- Excerpted data:
BEGIN

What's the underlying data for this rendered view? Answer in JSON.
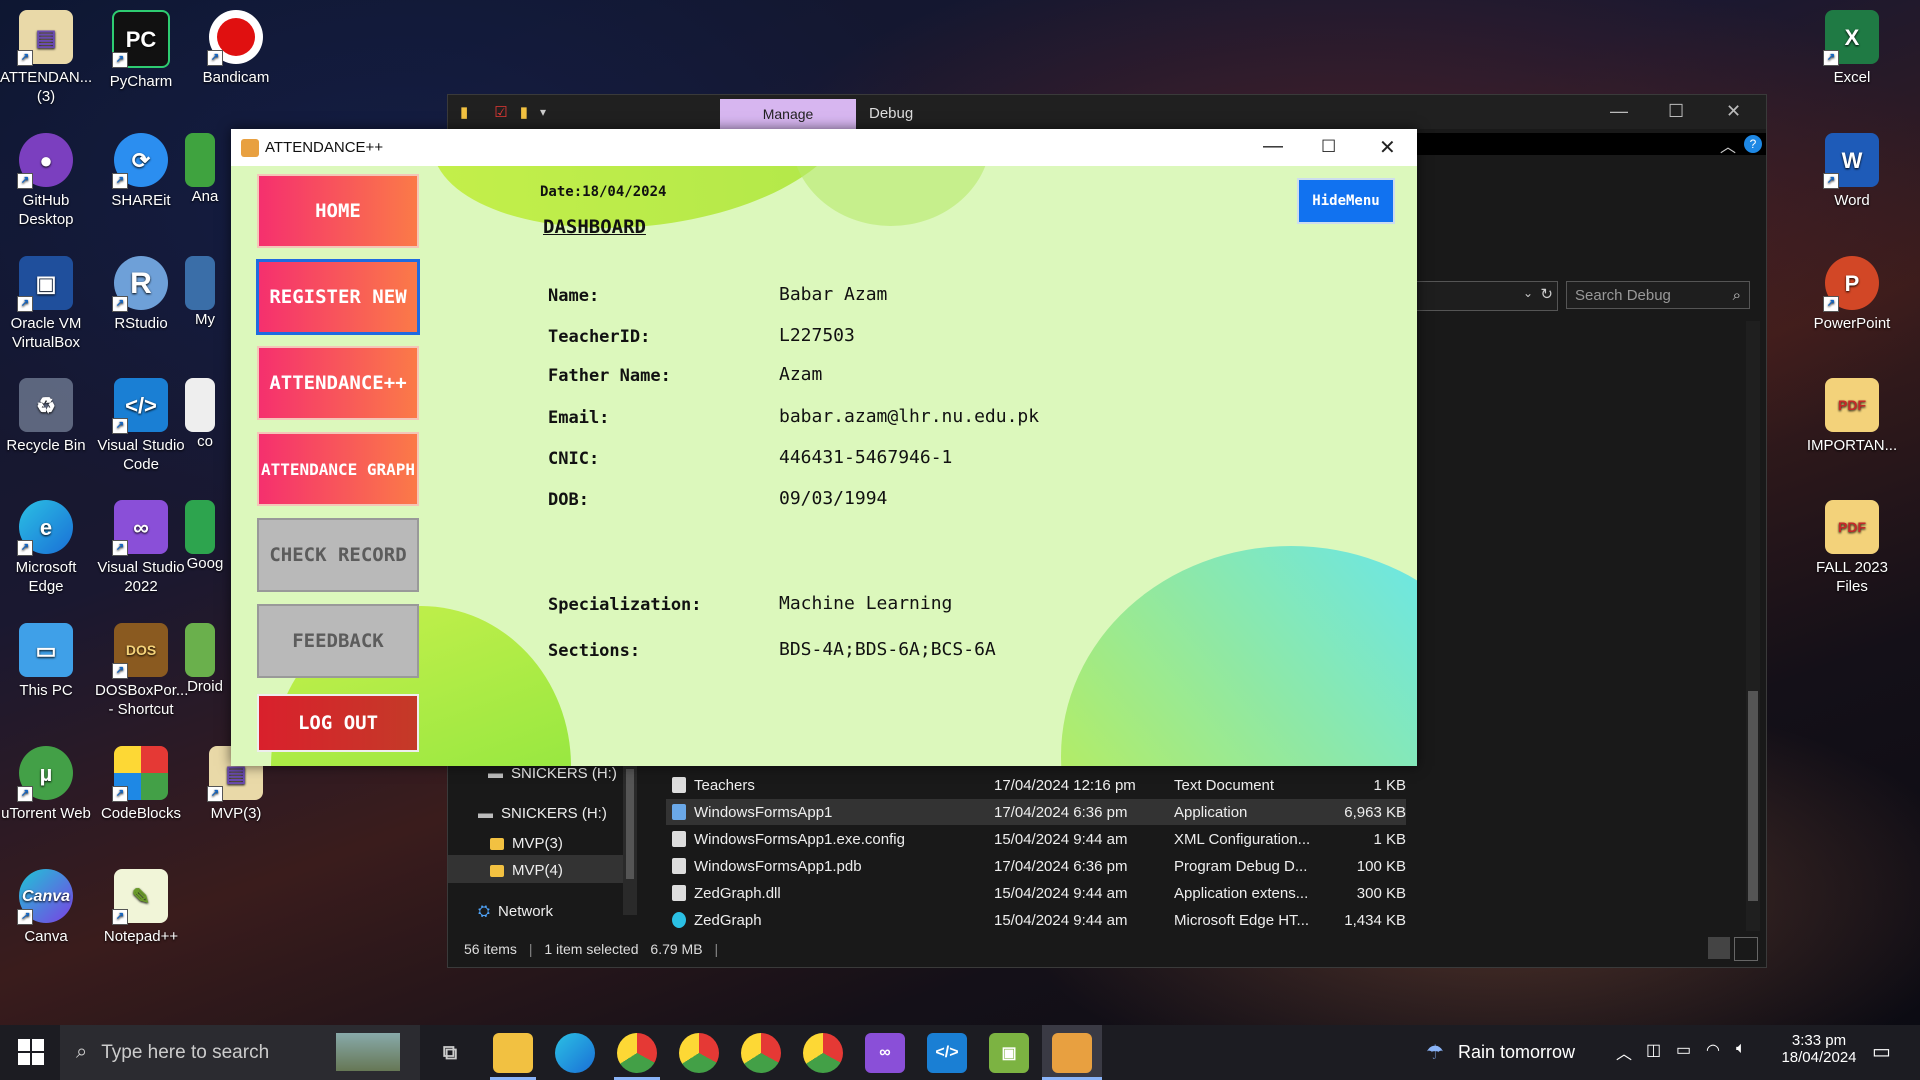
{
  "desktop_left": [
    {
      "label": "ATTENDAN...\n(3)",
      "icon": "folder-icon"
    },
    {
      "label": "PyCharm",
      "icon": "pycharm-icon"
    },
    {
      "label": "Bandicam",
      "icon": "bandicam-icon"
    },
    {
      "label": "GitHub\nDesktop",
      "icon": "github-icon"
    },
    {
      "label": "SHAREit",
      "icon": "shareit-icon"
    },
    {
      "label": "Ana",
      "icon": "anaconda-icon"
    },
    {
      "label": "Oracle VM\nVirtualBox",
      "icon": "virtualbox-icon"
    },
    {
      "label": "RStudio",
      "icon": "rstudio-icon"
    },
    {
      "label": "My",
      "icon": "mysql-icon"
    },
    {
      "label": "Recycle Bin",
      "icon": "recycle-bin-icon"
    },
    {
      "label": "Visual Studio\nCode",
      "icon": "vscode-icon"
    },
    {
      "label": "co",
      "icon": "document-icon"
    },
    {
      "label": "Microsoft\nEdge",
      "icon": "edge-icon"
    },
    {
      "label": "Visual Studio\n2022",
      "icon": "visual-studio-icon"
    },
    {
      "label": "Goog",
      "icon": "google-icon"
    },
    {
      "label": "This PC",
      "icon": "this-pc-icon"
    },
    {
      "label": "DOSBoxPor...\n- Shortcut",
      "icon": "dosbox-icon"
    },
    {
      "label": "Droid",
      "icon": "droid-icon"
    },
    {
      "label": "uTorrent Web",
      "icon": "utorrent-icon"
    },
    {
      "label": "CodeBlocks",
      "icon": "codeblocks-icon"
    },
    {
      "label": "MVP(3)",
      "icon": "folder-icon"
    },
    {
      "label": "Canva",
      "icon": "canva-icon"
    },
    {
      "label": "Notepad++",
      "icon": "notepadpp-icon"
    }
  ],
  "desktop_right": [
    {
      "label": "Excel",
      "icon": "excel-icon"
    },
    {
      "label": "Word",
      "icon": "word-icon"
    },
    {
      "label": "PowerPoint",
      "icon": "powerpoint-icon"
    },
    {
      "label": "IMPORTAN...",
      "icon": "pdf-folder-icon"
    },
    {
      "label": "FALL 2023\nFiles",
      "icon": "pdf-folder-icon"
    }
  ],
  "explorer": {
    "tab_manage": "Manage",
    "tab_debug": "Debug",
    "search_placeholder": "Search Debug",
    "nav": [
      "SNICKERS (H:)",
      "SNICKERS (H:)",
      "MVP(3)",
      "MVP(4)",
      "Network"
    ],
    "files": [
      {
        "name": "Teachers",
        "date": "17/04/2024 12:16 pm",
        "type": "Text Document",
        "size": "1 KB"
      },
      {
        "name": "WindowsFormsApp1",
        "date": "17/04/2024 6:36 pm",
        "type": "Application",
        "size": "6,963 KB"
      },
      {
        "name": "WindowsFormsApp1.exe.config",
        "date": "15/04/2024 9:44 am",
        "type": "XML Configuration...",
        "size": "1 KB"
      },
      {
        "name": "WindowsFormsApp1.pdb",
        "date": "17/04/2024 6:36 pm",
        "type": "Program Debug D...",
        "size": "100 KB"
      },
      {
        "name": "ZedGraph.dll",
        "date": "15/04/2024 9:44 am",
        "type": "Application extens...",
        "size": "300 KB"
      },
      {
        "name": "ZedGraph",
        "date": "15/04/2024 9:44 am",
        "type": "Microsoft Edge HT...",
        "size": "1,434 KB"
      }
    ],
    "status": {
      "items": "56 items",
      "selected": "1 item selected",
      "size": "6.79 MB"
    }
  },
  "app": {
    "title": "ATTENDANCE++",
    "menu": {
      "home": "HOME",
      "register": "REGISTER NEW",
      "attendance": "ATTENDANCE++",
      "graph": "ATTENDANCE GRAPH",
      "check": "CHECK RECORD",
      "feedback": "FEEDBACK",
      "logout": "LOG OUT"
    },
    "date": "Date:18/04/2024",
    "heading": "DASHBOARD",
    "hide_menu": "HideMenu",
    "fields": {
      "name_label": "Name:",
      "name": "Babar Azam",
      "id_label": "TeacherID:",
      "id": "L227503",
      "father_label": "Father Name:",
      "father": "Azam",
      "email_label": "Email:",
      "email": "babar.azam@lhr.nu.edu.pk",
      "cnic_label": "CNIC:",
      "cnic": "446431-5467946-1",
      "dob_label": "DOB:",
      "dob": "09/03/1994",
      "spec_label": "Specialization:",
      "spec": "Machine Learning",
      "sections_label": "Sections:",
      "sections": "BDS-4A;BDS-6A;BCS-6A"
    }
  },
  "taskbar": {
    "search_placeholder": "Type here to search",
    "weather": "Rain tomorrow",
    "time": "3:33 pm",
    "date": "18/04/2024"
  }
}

END

- To be done:
Leave the images out and output the remaining material exactly as it stands.

- Solved problem:
What's the underlying data for this rendered view? Answer in JSON.
{
  "desktop_left": [
    {
      "label": "ATTENDAN...\n(3)",
      "icon": "folder-icon"
    },
    {
      "label": "PyCharm",
      "icon": "pycharm-icon"
    },
    {
      "label": "Bandicam",
      "icon": "bandicam-icon"
    },
    {
      "label": "GitHub\nDesktop",
      "icon": "github-icon"
    },
    {
      "label": "SHAREit",
      "icon": "shareit-icon"
    },
    {
      "label": "Ana",
      "icon": "anaconda-icon"
    },
    {
      "label": "Oracle VM\nVirtualBox",
      "icon": "virtualbox-icon"
    },
    {
      "label": "RStudio",
      "icon": "rstudio-icon"
    },
    {
      "label": "My",
      "icon": "mysql-icon"
    },
    {
      "label": "Recycle Bin",
      "icon": "recycle-bin-icon"
    },
    {
      "label": "Visual Studio\nCode",
      "icon": "vscode-icon"
    },
    {
      "label": "co",
      "icon": "document-icon"
    },
    {
      "label": "Microsoft\nEdge",
      "icon": "edge-icon"
    },
    {
      "label": "Visual Studio\n2022",
      "icon": "visual-studio-icon"
    },
    {
      "label": "Goog",
      "icon": "google-icon"
    },
    {
      "label": "This PC",
      "icon": "this-pc-icon"
    },
    {
      "label": "DOSBoxPor...\n- Shortcut",
      "icon": "dosbox-icon"
    },
    {
      "label": "Droid",
      "icon": "droid-icon"
    },
    {
      "label": "uTorrent Web",
      "icon": "utorrent-icon"
    },
    {
      "label": "CodeBlocks",
      "icon": "codeblocks-icon"
    },
    {
      "label": "MVP(3)",
      "icon": "folder-icon"
    },
    {
      "label": "Canva",
      "icon": "canva-icon"
    },
    {
      "label": "Notepad++",
      "icon": "notepadpp-icon"
    }
  ],
  "desktop_right": [
    {
      "label": "Excel",
      "icon": "excel-icon"
    },
    {
      "label": "Word",
      "icon": "word-icon"
    },
    {
      "label": "PowerPoint",
      "icon": "powerpoint-icon"
    },
    {
      "label": "IMPORTAN...",
      "icon": "pdf-folder-icon"
    },
    {
      "label": "FALL 2023\nFiles",
      "icon": "pdf-folder-icon"
    }
  ],
  "explorer": {
    "tab_manage": "Manage",
    "tab_debug": "Debug",
    "search_placeholder": "Search Debug",
    "nav": [
      "SNICKERS (H:)",
      "SNICKERS (H:)",
      "MVP(3)",
      "MVP(4)",
      "Network"
    ],
    "files": [
      {
        "name": "Teachers",
        "date": "17/04/2024 12:16 pm",
        "type": "Text Document",
        "size": "1 KB"
      },
      {
        "name": "WindowsFormsApp1",
        "date": "17/04/2024 6:36 pm",
        "type": "Application",
        "size": "6,963 KB"
      },
      {
        "name": "WindowsFormsApp1.exe.config",
        "date": "15/04/2024 9:44 am",
        "type": "XML Configuration...",
        "size": "1 KB"
      },
      {
        "name": "WindowsFormsApp1.pdb",
        "date": "17/04/2024 6:36 pm",
        "type": "Program Debug D...",
        "size": "100 KB"
      },
      {
        "name": "ZedGraph.dll",
        "date": "15/04/2024 9:44 am",
        "type": "Application extens...",
        "size": "300 KB"
      },
      {
        "name": "ZedGraph",
        "date": "15/04/2024 9:44 am",
        "type": "Microsoft Edge HT...",
        "size": "1,434 KB"
      }
    ],
    "status": {
      "items": "56 items",
      "selected": "1 item selected",
      "size": "6.79 MB"
    }
  },
  "app": {
    "title": "ATTENDANCE++",
    "menu": {
      "home": "HOME",
      "register": "REGISTER NEW",
      "attendance": "ATTENDANCE++",
      "graph": "ATTENDANCE GRAPH",
      "check": "CHECK RECORD",
      "feedback": "FEEDBACK",
      "logout": "LOG OUT"
    },
    "date": "Date:18/04/2024",
    "heading": "DASHBOARD",
    "hide_menu": "HideMenu",
    "fields": {
      "name_label": "Name:",
      "name": "Babar Azam",
      "id_label": "TeacherID:",
      "id": "L227503",
      "father_label": "Father Name:",
      "father": "Azam",
      "email_label": "Email:",
      "email": "babar.azam@lhr.nu.edu.pk",
      "cnic_label": "CNIC:",
      "cnic": "446431-5467946-1",
      "dob_label": "DOB:",
      "dob": "09/03/1994",
      "spec_label": "Specialization:",
      "spec": "Machine Learning",
      "sections_label": "Sections:",
      "sections": "BDS-4A;BDS-6A;BCS-6A"
    }
  },
  "taskbar": {
    "search_placeholder": "Type here to search",
    "weather": "Rain tomorrow",
    "time": "3:33 pm",
    "date": "18/04/2024"
  }
}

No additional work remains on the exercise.